Entries from a visual dataset
-- begin --
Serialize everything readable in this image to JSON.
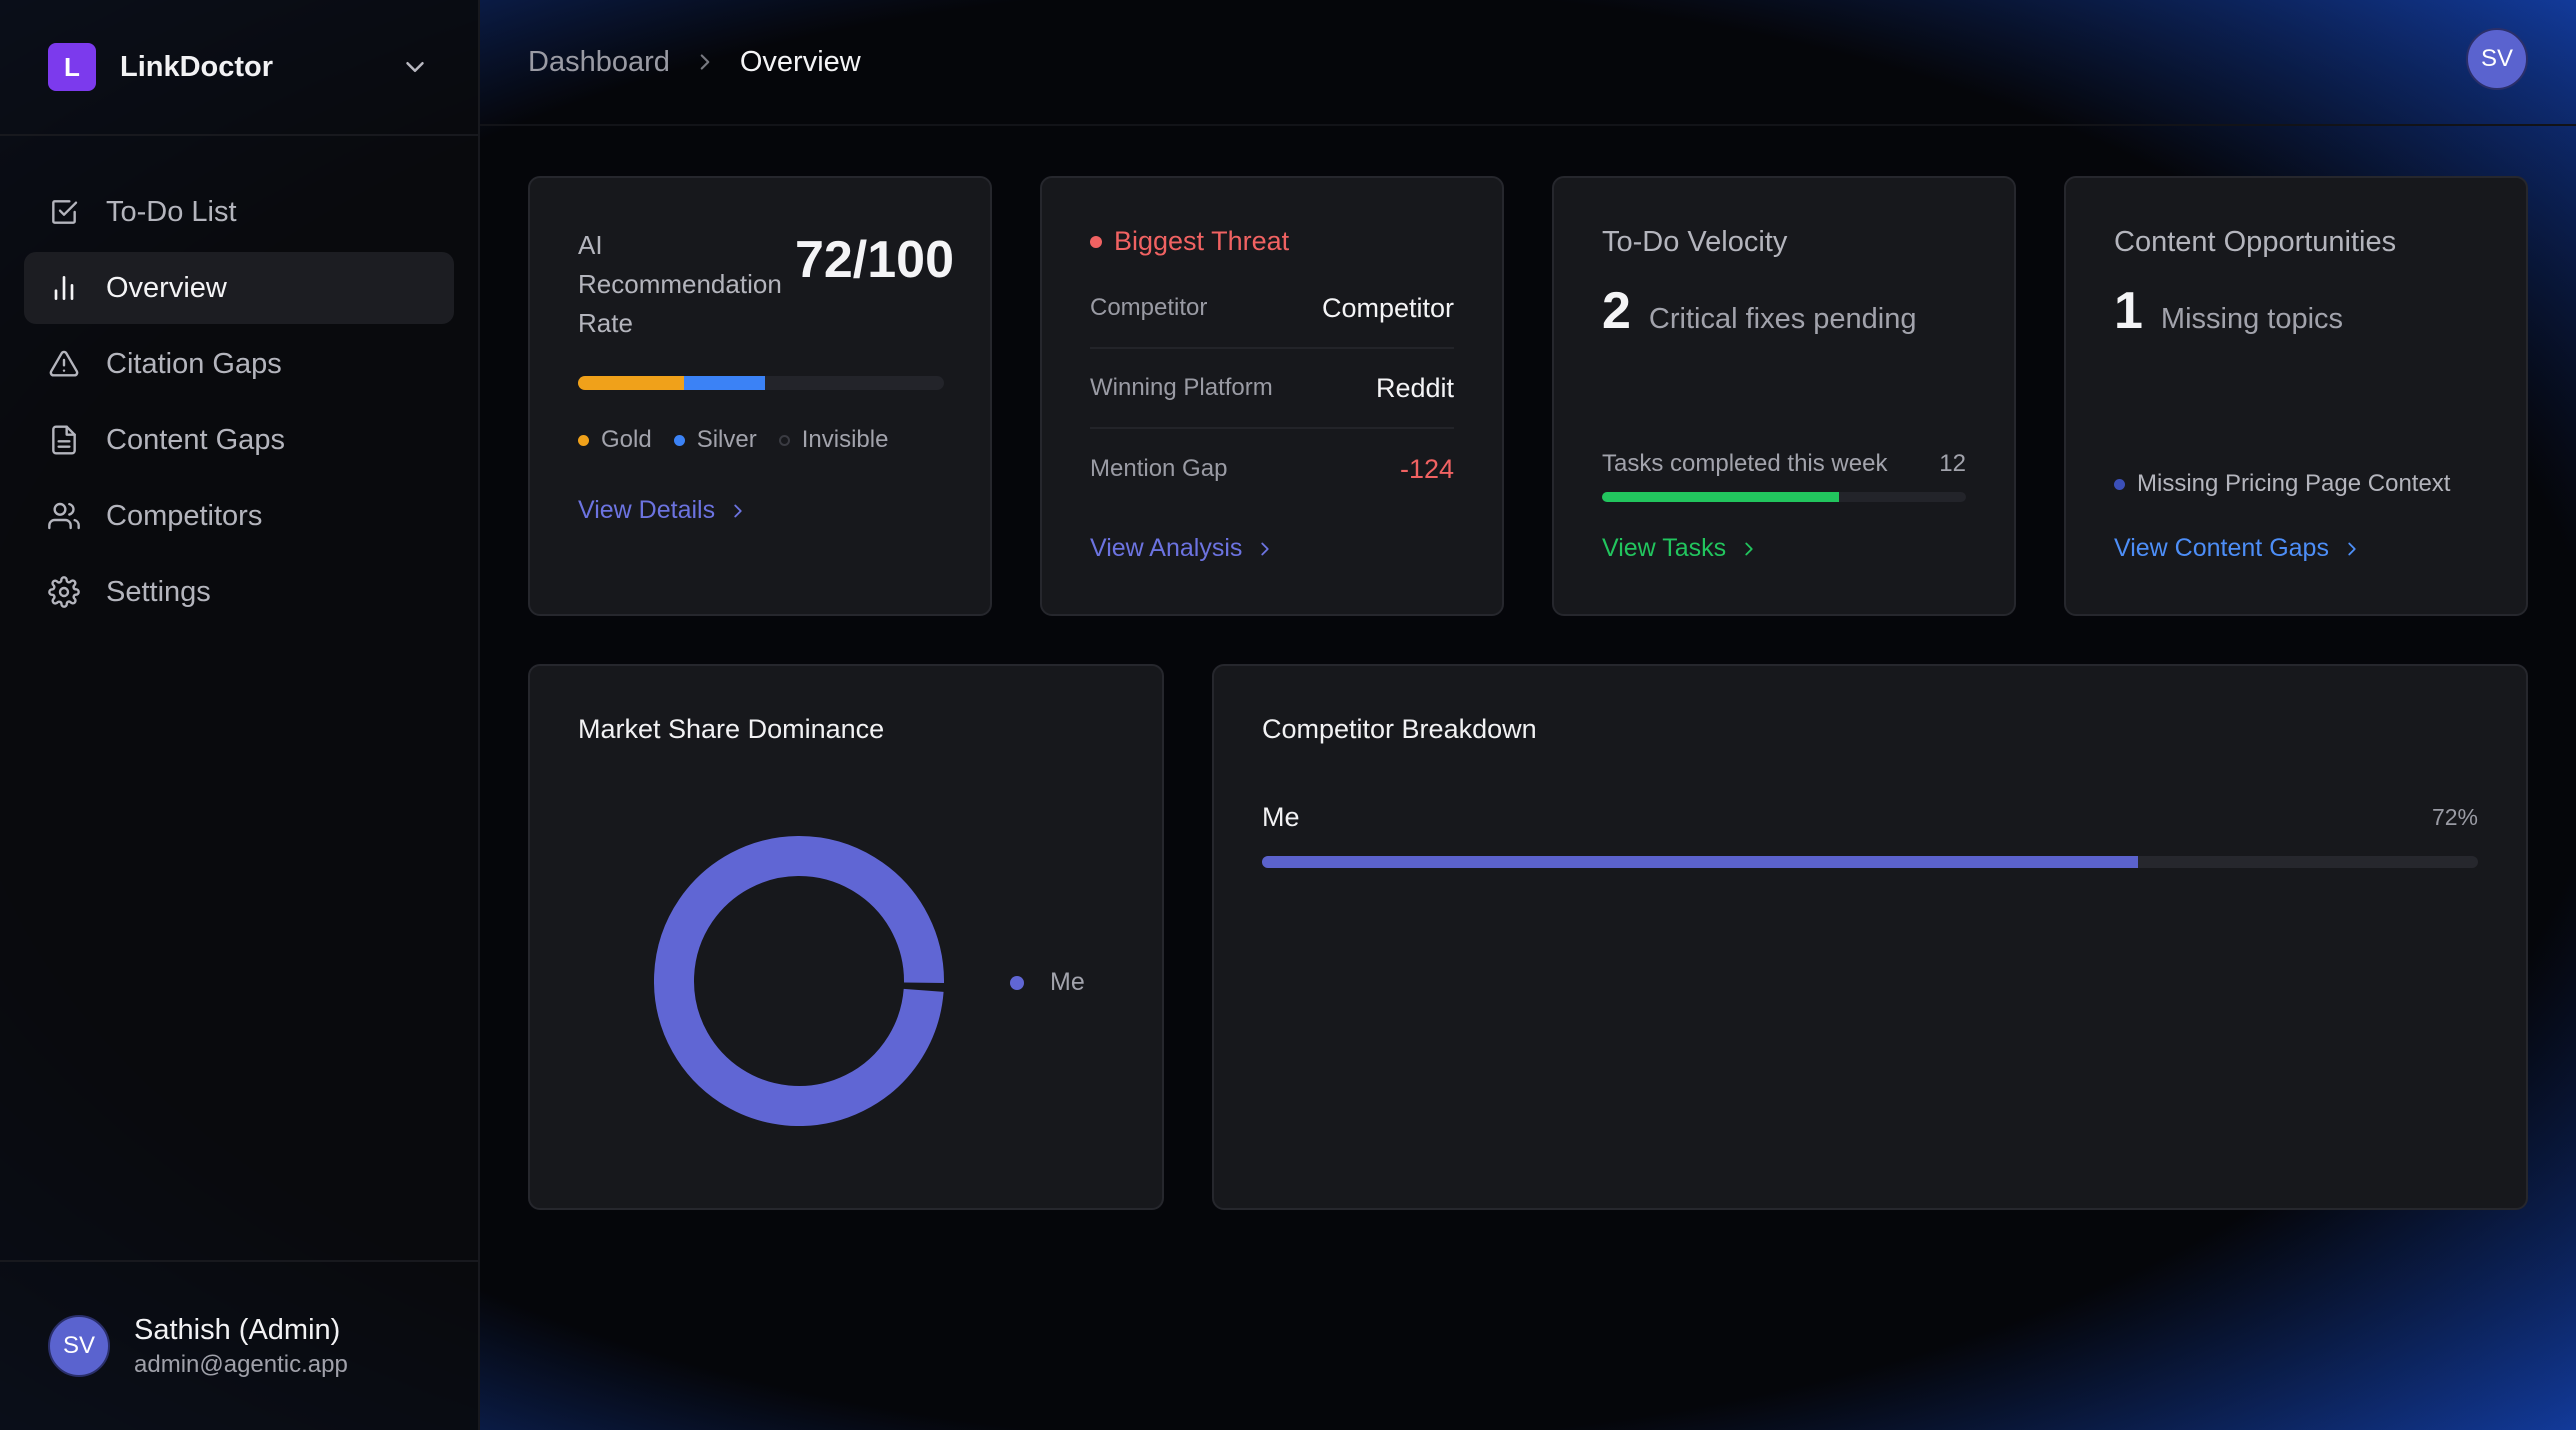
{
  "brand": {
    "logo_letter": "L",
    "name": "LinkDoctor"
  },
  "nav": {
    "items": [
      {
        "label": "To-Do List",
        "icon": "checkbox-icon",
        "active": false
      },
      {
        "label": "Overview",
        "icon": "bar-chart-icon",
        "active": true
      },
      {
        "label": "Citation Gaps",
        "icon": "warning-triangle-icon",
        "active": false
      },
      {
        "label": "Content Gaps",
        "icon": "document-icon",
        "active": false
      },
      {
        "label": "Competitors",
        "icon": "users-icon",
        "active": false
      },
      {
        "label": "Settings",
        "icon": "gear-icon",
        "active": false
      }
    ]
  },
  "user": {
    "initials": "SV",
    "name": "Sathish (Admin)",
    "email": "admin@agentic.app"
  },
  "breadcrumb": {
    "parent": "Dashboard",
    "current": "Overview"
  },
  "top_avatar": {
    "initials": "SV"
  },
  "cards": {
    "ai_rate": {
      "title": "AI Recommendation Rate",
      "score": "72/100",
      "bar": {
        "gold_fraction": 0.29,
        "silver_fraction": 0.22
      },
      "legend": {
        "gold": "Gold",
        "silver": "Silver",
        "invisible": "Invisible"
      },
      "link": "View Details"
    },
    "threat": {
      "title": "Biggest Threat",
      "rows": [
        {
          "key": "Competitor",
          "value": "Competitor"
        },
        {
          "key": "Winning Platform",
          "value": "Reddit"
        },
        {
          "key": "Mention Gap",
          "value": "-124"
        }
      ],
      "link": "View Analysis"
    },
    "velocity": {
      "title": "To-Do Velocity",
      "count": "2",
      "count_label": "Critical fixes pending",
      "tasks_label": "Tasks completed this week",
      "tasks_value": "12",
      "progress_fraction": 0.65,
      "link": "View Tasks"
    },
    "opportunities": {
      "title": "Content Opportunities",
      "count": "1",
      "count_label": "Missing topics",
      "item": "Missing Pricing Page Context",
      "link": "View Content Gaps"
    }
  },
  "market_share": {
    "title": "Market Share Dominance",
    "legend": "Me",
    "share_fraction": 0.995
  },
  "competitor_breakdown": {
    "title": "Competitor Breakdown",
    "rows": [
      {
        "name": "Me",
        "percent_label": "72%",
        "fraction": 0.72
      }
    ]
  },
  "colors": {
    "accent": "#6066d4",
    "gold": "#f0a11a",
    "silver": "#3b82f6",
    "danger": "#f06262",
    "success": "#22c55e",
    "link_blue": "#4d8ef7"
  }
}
-- end --
Exercise objective: Check every line of the data, and copy the ones that contain "Missing".

Right answer:
      "count_label": "Missing topics",
      "item": "Missing Pricing Page Context",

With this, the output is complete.